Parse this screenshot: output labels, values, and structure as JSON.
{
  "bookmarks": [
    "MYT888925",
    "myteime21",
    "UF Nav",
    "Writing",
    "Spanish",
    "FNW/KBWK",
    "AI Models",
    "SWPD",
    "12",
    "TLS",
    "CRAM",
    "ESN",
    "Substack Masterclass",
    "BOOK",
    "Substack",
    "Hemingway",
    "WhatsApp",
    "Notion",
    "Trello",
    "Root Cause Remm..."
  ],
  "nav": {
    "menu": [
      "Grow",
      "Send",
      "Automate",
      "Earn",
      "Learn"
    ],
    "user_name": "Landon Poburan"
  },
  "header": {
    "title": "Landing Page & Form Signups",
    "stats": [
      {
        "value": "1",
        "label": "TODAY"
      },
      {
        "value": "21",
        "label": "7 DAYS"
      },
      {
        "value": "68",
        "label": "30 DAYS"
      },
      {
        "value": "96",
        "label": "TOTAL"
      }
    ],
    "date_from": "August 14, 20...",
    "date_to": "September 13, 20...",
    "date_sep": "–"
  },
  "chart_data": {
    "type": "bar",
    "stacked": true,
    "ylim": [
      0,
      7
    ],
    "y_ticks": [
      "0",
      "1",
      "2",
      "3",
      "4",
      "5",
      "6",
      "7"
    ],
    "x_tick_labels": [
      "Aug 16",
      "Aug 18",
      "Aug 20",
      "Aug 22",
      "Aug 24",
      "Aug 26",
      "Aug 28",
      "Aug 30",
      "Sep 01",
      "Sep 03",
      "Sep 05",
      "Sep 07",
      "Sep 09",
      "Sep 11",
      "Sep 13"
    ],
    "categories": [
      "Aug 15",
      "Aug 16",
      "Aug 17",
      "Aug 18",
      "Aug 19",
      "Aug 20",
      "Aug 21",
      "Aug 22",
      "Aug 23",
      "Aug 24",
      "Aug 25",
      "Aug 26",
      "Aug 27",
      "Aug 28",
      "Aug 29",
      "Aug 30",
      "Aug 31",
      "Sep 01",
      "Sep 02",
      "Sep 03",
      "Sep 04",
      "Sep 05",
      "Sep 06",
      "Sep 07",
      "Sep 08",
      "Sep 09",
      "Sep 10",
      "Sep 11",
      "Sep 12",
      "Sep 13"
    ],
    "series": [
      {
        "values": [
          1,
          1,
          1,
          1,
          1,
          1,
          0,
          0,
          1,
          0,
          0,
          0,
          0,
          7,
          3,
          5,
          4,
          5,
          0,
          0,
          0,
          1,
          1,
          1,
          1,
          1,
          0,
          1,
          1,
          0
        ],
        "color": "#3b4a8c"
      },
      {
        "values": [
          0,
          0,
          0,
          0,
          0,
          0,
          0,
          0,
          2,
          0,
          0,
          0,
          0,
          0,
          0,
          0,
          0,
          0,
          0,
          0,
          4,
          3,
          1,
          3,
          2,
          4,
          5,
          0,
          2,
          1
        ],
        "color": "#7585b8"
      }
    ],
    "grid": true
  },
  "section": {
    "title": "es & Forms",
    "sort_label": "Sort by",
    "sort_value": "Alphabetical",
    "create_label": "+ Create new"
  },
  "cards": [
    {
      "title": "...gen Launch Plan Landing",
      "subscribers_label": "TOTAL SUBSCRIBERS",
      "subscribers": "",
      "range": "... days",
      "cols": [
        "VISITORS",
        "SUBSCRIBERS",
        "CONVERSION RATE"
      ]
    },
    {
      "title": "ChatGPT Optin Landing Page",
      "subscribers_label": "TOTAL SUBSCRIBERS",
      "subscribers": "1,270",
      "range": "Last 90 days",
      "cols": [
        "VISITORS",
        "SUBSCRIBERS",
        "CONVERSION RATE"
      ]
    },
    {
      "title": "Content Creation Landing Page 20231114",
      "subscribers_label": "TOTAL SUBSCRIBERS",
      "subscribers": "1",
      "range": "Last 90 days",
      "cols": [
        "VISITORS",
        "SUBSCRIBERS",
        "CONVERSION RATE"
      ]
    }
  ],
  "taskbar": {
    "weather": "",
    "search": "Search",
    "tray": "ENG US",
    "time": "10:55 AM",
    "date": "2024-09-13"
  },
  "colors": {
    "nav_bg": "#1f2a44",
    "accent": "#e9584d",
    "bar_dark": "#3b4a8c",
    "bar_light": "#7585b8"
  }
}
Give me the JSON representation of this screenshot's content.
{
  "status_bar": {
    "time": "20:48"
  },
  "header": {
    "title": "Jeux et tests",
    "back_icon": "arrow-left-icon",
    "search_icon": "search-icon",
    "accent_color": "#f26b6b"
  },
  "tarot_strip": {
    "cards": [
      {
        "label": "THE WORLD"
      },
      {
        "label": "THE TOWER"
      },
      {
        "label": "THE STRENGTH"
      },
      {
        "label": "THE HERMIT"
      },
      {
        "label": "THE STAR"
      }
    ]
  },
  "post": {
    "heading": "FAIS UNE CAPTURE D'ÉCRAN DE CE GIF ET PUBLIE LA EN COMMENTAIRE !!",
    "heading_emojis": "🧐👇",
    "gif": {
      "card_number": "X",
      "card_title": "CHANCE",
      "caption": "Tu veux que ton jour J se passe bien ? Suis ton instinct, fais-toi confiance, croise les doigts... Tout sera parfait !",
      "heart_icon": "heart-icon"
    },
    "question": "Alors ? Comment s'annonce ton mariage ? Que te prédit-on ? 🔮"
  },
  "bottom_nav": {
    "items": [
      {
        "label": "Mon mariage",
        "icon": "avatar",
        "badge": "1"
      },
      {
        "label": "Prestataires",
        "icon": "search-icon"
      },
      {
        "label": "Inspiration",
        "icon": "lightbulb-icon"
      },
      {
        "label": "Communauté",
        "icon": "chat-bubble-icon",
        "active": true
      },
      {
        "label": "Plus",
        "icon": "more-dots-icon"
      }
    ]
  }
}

────

--- Your goal ---
Return the lines above, from the one containing "Give me the" to the end, exactly as they stand.

--- Response to the exercise ---
Give me the JSON representation of this screenshot's content.
{
  "status_bar": {
    "time": "20:48"
  },
  "header": {
    "title": "Jeux et tests",
    "back_icon": "arrow-left-icon",
    "search_icon": "search-icon",
    "accent_color": "#f26b6b"
  },
  "tarot_strip": {
    "cards": [
      {
        "label": "THE WORLD"
      },
      {
        "label": "THE TOWER"
      },
      {
        "label": "THE STRENGTH"
      },
      {
        "label": "THE HERMIT"
      },
      {
        "label": "THE STAR"
      }
    ]
  },
  "post": {
    "heading": "FAIS UNE CAPTURE D'ÉCRAN DE CE GIF ET PUBLIE LA EN COMMENTAIRE !!",
    "heading_emojis": "🧐👇",
    "gif": {
      "card_number": "X",
      "card_title": "CHANCE",
      "caption": "Tu veux que ton jour J se passe bien ? Suis ton instinct, fais-toi confiance, croise les doigts... Tout sera parfait !",
      "heart_icon": "heart-icon"
    },
    "question": "Alors ? Comment s'annonce ton mariage ? Que te prédit-on ? 🔮"
  },
  "bottom_nav": {
    "items": [
      {
        "label": "Mon mariage",
        "icon": "avatar",
        "badge": "1"
      },
      {
        "label": "Prestataires",
        "icon": "search-icon"
      },
      {
        "label": "Inspiration",
        "icon": "lightbulb-icon"
      },
      {
        "label": "Communauté",
        "icon": "chat-bubble-icon",
        "active": true
      },
      {
        "label": "Plus",
        "icon": "more-dots-icon"
      }
    ]
  }
}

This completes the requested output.